What needs to be done: Can you pull out each line of the data below that includes the word "South"?

(Figure content listings)
--- BEGIN ---
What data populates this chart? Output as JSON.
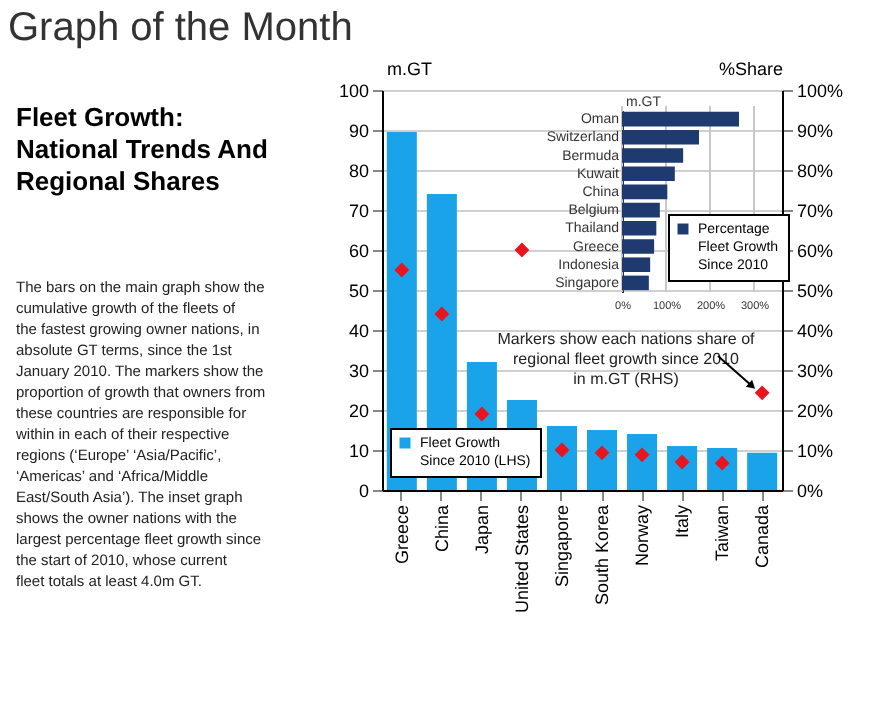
{
  "chart_data": [
    {
      "type": "other",
      "title": "Graph of the Month",
      "subtitle": "Fleet Growth: National Trends And Regional Shares",
      "annotations": [
        "The bars on the main graph show the cumulative growth of the fleets of the fastest growing owner nations, in absolute GT terms, since the 1st January 2010. The markers show the proportion of growth that owners from these countries are responsible for within in each of their respective regions (‘Europe’ ‘Asia/Pacific’, ‘Americas’ and ‘Africa/Middle East/South Asia’). The inset graph shows the owner nations with the largest percentage fleet growth since the start of 2010, whose current fleet totals at least 4.0m GT."
      ]
    },
    {
      "type": "bar",
      "categories": [
        "Greece",
        "China",
        "Japan",
        "United States",
        "Singapore",
        "South Korea",
        "Norway",
        "Italy",
        "Taiwan",
        "Canada"
      ],
      "series": [
        {
          "name": "Fleet Growth Since 2010 (LHS)",
          "color": "#1aa3e8",
          "values": [
            89.5,
            74,
            32,
            22.5,
            16,
            15,
            14,
            11,
            10.5,
            9.3
          ]
        },
        {
          "type": "scatter",
          "axis": "y2",
          "marker": "diamond",
          "color": "#e8141e",
          "values": [
            55,
            44,
            19,
            60,
            10,
            9.3,
            8.8,
            7,
            6.7,
            24.3
          ]
        }
      ],
      "ylabel": "m.GT",
      "y2label": "%Share",
      "ylim": [
        0,
        100
      ],
      "yticks": [
        0,
        10,
        20,
        30,
        40,
        50,
        60,
        70,
        80,
        90,
        100
      ],
      "y2lim": [
        0,
        100
      ],
      "y2ticks": [
        {
          "value": 0,
          "label": "0%"
        },
        {
          "value": 10,
          "label": "10%"
        },
        {
          "value": 20,
          "label": "20%"
        },
        {
          "value": 30,
          "label": "30%"
        },
        {
          "value": 40,
          "label": "40%"
        },
        {
          "value": 50,
          "label": "50%"
        },
        {
          "value": 60,
          "label": "60%"
        },
        {
          "value": 70,
          "label": "70%"
        },
        {
          "value": 80,
          "label": "80%"
        },
        {
          "value": 90,
          "label": "90%"
        },
        {
          "value": 100,
          "label": "100%"
        }
      ],
      "grid": "y",
      "legend": "bottom left",
      "annotations": [
        "Markers show each nations share of regional fleet growth since 2010 in m.GT (RHS)"
      ]
    },
    {
      "type": "bar",
      "orientation": "horizontal",
      "categories": [
        "Oman",
        "Switzerland",
        "Bermuda",
        "Kuwait",
        "China",
        "Belgium",
        "Thailand",
        "Greece",
        "Indonesia",
        "Singapore"
      ],
      "series": [
        {
          "name": "Percentage Fleet Growth Since 2010",
          "color": "#1f3a6e",
          "values": [
            266,
            175,
            139,
            120,
            103,
            86,
            78,
            73,
            64,
            61
          ]
        }
      ],
      "ylabel": "m.GT",
      "xlim": [
        0,
        300
      ],
      "xticks": [
        {
          "value": 0,
          "label": "0%"
        },
        {
          "value": 100,
          "label": "100%"
        },
        {
          "value": 200,
          "label": "200%"
        },
        {
          "value": 300,
          "label": "300%"
        }
      ],
      "grid": "x",
      "legend": "right"
    }
  ]
}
--- END ---
Result of this task:
        "The bars on the main graph show the cumulative growth of the fleets of the fastest growing owner nations, in absolute GT terms, since the 1st January 2010. The markers show the proportion of growth that owners from these countries are responsible for within in each of their respective regions (‘Europe’ ‘Asia/Pacific’, ‘Americas’ and ‘Africa/Middle East/South Asia’). The inset graph shows the owner nations with the largest percentage fleet growth since the start of 2010, whose current fleet totals at least 4.0m GT."
        "South Korea",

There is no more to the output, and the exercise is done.